● STATED EXERCISE
Find the lines with the string "Edustus" and return them.

** BEGIN INPUT DATA **

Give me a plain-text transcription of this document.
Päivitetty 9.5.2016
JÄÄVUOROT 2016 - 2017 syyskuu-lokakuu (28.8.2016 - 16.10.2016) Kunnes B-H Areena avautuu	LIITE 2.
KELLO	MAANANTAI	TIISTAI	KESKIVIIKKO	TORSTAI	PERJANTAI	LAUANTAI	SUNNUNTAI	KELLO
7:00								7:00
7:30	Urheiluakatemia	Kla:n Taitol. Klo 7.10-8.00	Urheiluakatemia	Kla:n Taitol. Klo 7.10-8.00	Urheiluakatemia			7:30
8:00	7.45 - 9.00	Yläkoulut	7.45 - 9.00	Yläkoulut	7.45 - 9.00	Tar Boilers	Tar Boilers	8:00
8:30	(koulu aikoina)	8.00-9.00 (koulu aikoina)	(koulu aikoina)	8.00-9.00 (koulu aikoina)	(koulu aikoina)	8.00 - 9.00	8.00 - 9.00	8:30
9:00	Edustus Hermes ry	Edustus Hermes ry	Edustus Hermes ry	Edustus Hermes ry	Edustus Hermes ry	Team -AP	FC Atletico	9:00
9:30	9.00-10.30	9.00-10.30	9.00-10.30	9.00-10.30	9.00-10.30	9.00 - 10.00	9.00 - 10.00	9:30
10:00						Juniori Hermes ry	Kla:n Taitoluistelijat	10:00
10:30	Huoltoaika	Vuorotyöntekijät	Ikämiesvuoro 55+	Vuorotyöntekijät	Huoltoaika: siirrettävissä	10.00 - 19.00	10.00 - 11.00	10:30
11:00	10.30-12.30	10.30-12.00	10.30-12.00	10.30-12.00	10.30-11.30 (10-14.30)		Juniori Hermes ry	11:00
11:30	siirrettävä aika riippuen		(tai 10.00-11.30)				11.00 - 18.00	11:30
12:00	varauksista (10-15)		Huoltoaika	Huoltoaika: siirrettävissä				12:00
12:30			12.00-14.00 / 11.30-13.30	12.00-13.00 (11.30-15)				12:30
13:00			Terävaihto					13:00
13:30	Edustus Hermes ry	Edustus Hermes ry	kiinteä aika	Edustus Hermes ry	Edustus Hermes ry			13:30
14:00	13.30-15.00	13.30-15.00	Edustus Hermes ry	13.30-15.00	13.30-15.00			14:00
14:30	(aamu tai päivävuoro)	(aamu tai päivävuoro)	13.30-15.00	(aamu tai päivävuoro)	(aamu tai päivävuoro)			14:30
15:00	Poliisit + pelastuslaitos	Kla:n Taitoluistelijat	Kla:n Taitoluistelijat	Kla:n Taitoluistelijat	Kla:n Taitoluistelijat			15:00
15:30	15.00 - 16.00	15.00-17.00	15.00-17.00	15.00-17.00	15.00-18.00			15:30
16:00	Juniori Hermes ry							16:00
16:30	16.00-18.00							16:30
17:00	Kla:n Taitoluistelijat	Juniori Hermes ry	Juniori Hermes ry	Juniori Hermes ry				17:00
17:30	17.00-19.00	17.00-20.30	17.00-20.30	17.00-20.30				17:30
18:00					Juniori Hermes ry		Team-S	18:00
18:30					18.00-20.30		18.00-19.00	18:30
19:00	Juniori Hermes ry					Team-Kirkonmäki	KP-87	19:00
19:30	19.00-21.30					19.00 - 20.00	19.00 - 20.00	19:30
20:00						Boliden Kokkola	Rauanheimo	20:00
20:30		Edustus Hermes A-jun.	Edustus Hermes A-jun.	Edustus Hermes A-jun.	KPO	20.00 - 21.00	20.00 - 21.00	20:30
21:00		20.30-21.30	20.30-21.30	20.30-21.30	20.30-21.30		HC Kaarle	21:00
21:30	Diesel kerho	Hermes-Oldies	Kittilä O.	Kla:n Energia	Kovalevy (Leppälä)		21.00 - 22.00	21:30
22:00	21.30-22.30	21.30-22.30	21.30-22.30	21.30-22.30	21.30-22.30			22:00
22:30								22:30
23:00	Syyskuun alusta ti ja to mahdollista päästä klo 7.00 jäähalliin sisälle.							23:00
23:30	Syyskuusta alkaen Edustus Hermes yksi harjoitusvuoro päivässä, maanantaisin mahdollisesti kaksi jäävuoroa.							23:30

** END INPUT DATA **

● SOLVED PROBLEM
9:00	Edustus Hermes ry	Edustus Hermes ry	Edustus Hermes ry	Edustus Hermes ry	Edustus Hermes ry	Team -AP	FC Atletico	9:00
13:30	Edustus Hermes ry	Edustus Hermes ry	kiinteä aika	Edustus Hermes ry	Edustus Hermes ry			13:30
14:00	13.30-15.00	13.30-15.00	Edustus Hermes ry	13.30-15.00	13.30-15.00			14:00
20:30		Edustus Hermes A-jun.	Edustus Hermes A-jun.	Edustus Hermes A-jun.	KPO	20.00 - 21.00	20.00 - 21.00	20:30
23:30	Syyskuusta alkaen Edustus Hermes yksi harjoitusvuoro päivässä, maanantaisin mahdollisesti kaksi jäävuoroa.							23:30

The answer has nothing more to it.